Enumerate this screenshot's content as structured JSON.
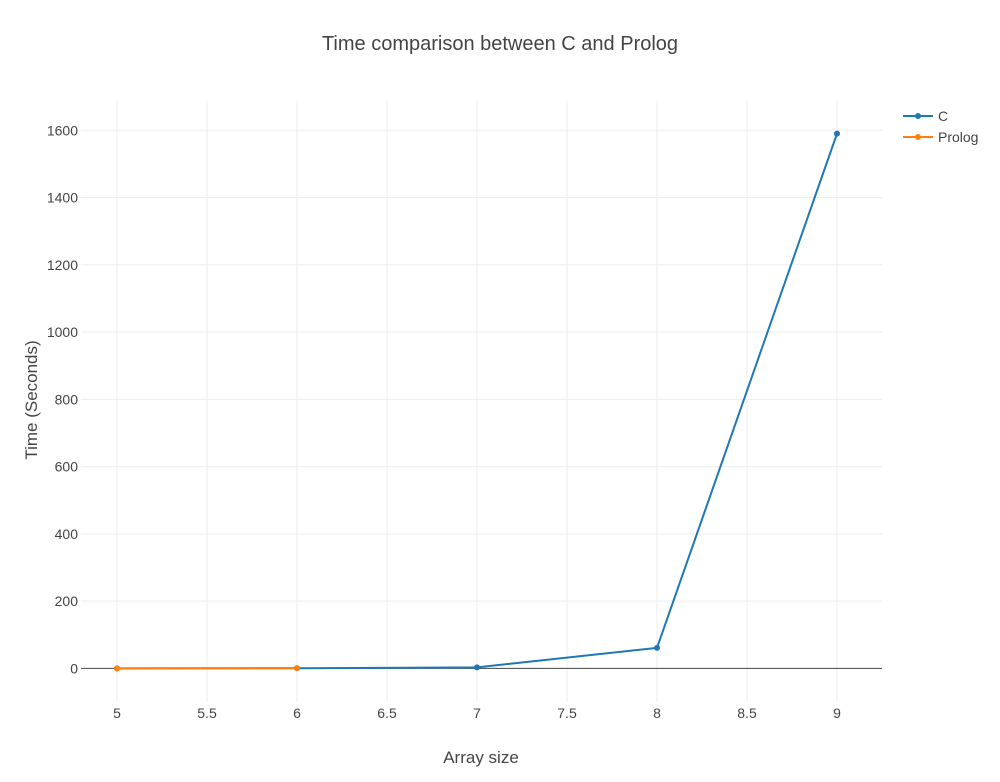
{
  "chart_data": {
    "type": "line",
    "title": "Time comparison between C and Prolog",
    "xlabel": "Array size",
    "ylabel": "Time (Seconds)",
    "xlim": [
      4.8,
      9.25
    ],
    "ylim": [
      -100,
      1690
    ],
    "xticks": [
      5,
      5.5,
      6,
      6.5,
      7,
      7.5,
      8,
      8.5,
      9
    ],
    "xtick_labels": [
      "5",
      "5.5",
      "6",
      "6.5",
      "7",
      "7.5",
      "8",
      "8.5",
      "9"
    ],
    "yticks": [
      0,
      200,
      400,
      600,
      800,
      1000,
      1200,
      1400,
      1600
    ],
    "ytick_labels": [
      "0",
      "200",
      "400",
      "600",
      "800",
      "1000",
      "1200",
      "1400",
      "1600"
    ],
    "grid": true,
    "legend_position": "top-right",
    "series": [
      {
        "name": "C",
        "color": "#1f77b4",
        "x": [
          5,
          6,
          7,
          8,
          9
        ],
        "y": [
          0.05,
          0.4,
          3,
          61,
          1590
        ]
      },
      {
        "name": "Prolog",
        "color": "#ff7f0e",
        "x": [
          5,
          6
        ],
        "y": [
          0.1,
          1
        ]
      }
    ]
  }
}
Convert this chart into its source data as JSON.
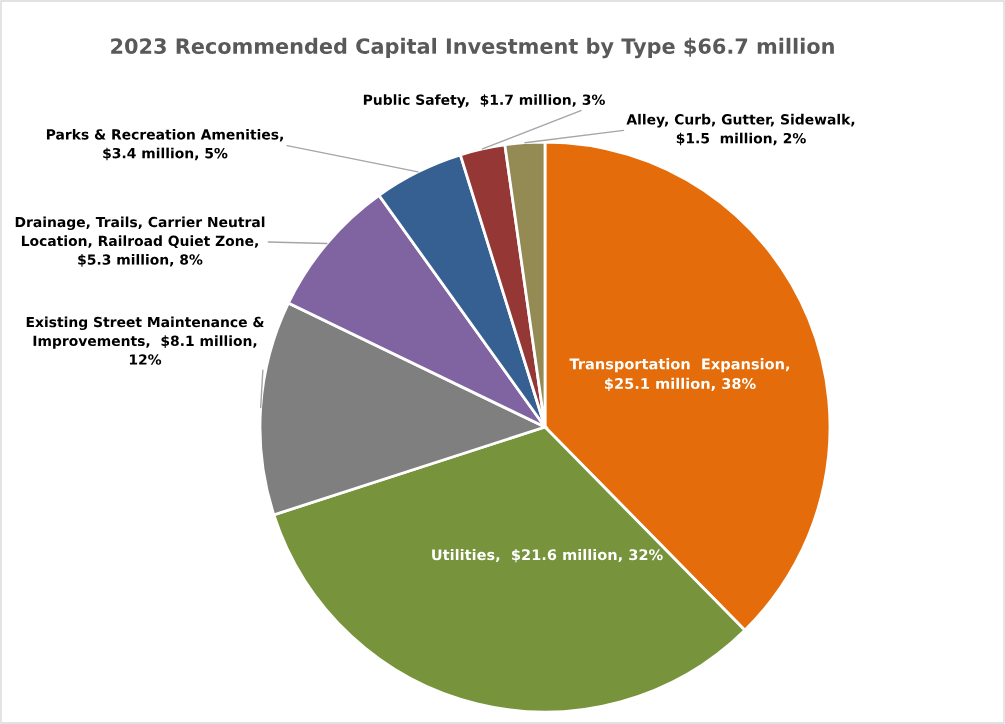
{
  "chart_data": {
    "type": "pie",
    "title": "2023 Recommended Capital Investment by Type $66.7 million",
    "categories": [
      "Transportation  Expansion,\n$25.1 million, 38%",
      "Utilities,  $21.6 million, 32%",
      "Existing Street Maintenance &\nImprovements,  $8.1 million,\n12%",
      "Drainage, Trails, Carrier Neutral\nLocation, Railroad Quiet Zone,\n$5.3 million, 8%",
      "Parks & Recreation Amenities,\n$3.4 million, 5%",
      "Public Safety,  $1.7 million, 3%",
      "Alley, Curb, Gutter, Sidewalk,\n$1.5  million, 2%"
    ],
    "values": [
      25.1,
      21.6,
      8.1,
      5.3,
      3.4,
      1.7,
      1.5
    ],
    "colors": [
      "#e46c0a",
      "#77933c",
      "#7f7f7f",
      "#8064a2",
      "#376092",
      "#953735",
      "#948a54"
    ]
  }
}
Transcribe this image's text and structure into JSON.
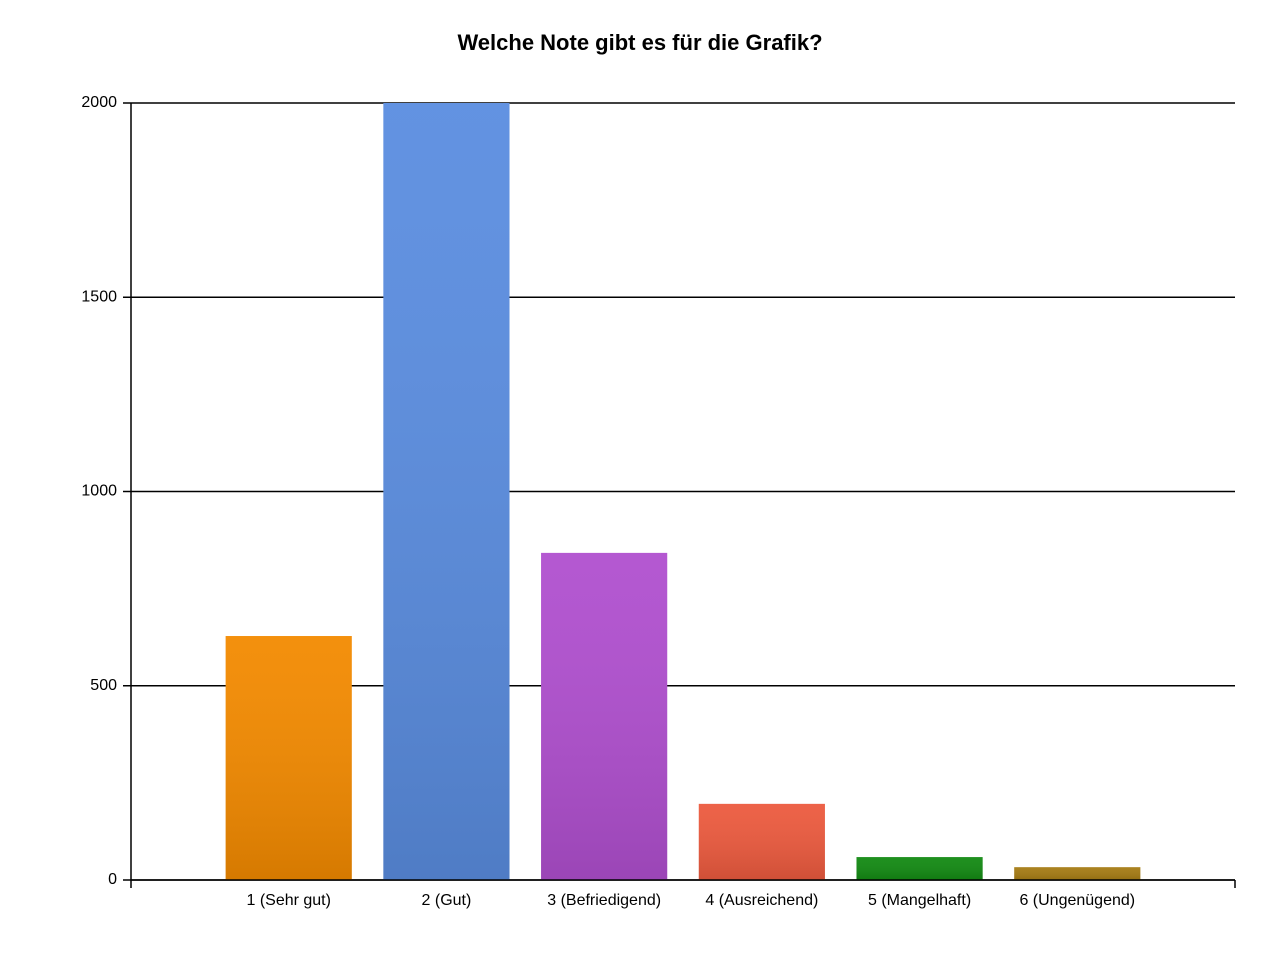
{
  "chart_data": {
    "type": "bar",
    "title": "Welche Note gibt es für die Grafik?",
    "categories": [
      "1 (Sehr gut)",
      "2 (Gut)",
      "3 (Befriedigend)",
      "4 (Ausreichend)",
      "5 (Mangelhaft)",
      "6 (Ungenügend)"
    ],
    "values": [
      628,
      2000,
      842,
      196,
      59,
      33
    ],
    "colors": [
      "#f38a00",
      "#5a8de0",
      "#b04fcf",
      "#ec5a3e",
      "#138a13",
      "#a67c14"
    ],
    "ylim": [
      0,
      2000
    ],
    "yticks": [
      0,
      500,
      1000,
      1500,
      2000
    ],
    "grid": true
  }
}
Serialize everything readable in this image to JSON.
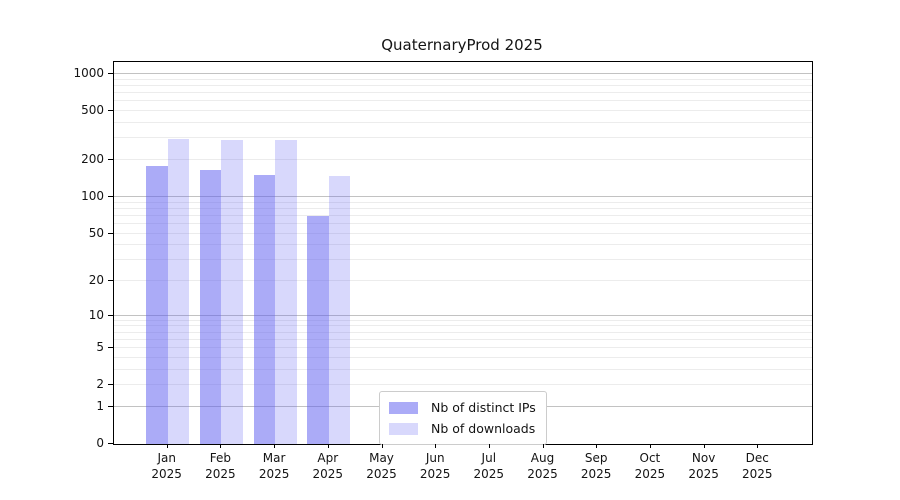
{
  "figure": {
    "background": "#ffffff"
  },
  "colors": {
    "bar_distinct_ips": "rgba(88,88,240,0.50)",
    "bar_downloads": "rgba(88,88,240,0.23)",
    "grid_major": "#c2c2c2",
    "grid_minor": "#ececec",
    "axis_spine": "#000000",
    "text": "#141414",
    "legend_border": "#cccccc"
  },
  "chart_data": {
    "type": "bar",
    "title": "QuaternaryProd 2025",
    "categories": [
      "Jan",
      "Feb",
      "Mar",
      "Apr",
      "May",
      "Jun",
      "Jul",
      "Aug",
      "Sep",
      "Oct",
      "Nov",
      "Dec"
    ],
    "x_tick_year_line": "2025",
    "series": [
      {
        "key": "distinct-ips",
        "name": "Nb of distinct IPs",
        "color": "rgba(88,88,240,0.50)",
        "values": [
          180,
          167,
          150,
          70,
          null,
          null,
          null,
          null,
          null,
          null,
          null,
          null
        ]
      },
      {
        "key": "downloads",
        "name": "Nb of downloads",
        "color": "rgba(88,88,240,0.23)",
        "values": [
          295,
          291,
          292,
          147,
          null,
          null,
          null,
          null,
          null,
          null,
          null,
          null
        ]
      }
    ],
    "y_ticks": [
      0,
      1,
      2,
      5,
      10,
      20,
      50,
      100,
      200,
      500,
      1000
    ],
    "scale": "log1p",
    "ylim": [
      0,
      1253
    ],
    "xlim": [
      -1,
      12
    ],
    "grid": true,
    "legend_position": "inside lower-center-left"
  }
}
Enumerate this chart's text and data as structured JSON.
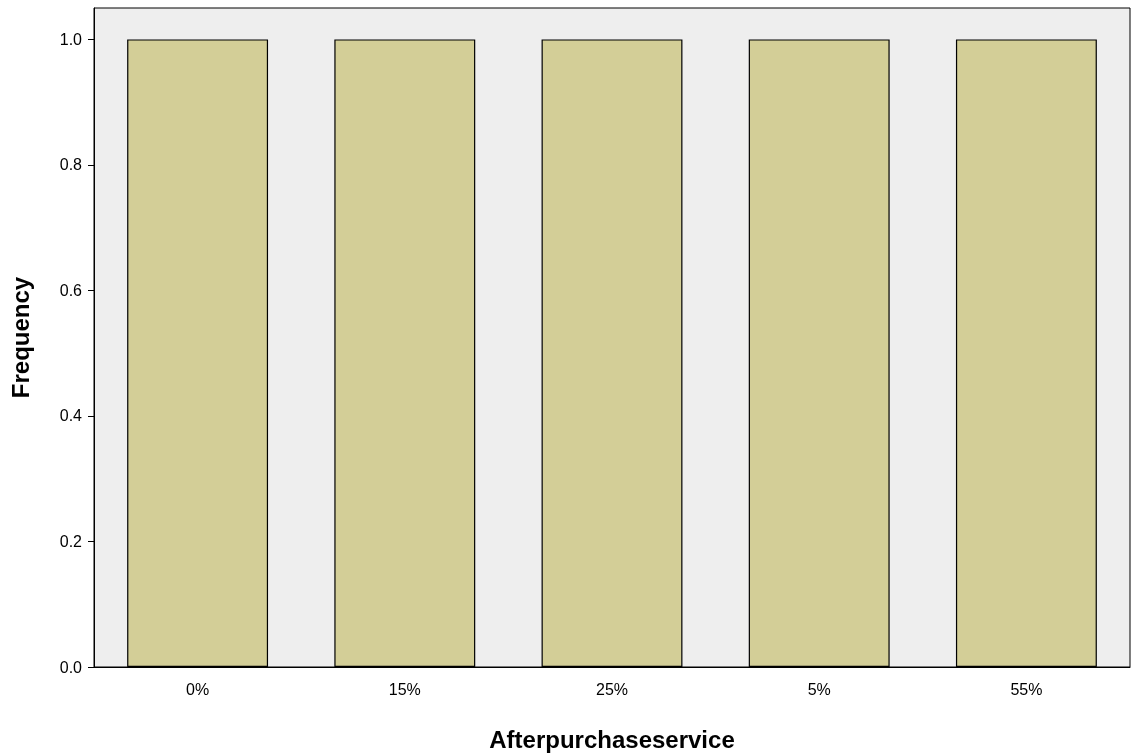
{
  "chart_data": {
    "type": "bar",
    "xlabel": "Afterpurchaseservice",
    "ylabel": "Frequency",
    "categories": [
      "0%",
      "15%",
      "25%",
      "5%",
      "55%"
    ],
    "values": [
      1,
      1,
      1,
      1,
      1
    ],
    "color": "#d3ce97",
    "ylim": [
      0,
      1.05
    ],
    "yticks": [
      {
        "value": 0,
        "label": "0.0"
      },
      {
        "value": 0.2,
        "label": "0.2"
      },
      {
        "value": 0.4,
        "label": "0.4"
      },
      {
        "value": 0.6,
        "label": "0.6"
      },
      {
        "value": 0.8,
        "label": "0.8"
      },
      {
        "value": 1,
        "label": "1.0"
      }
    ],
    "grid": false
  }
}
──────
## GIVEN PROBLEM
Identify and copy lines that hold the string "text".

## WRITTEN REPLY
Transcribe this image's text and structure into JSON.
    "text": "#141414",
Enumerate this chart's text and data as structured JSON.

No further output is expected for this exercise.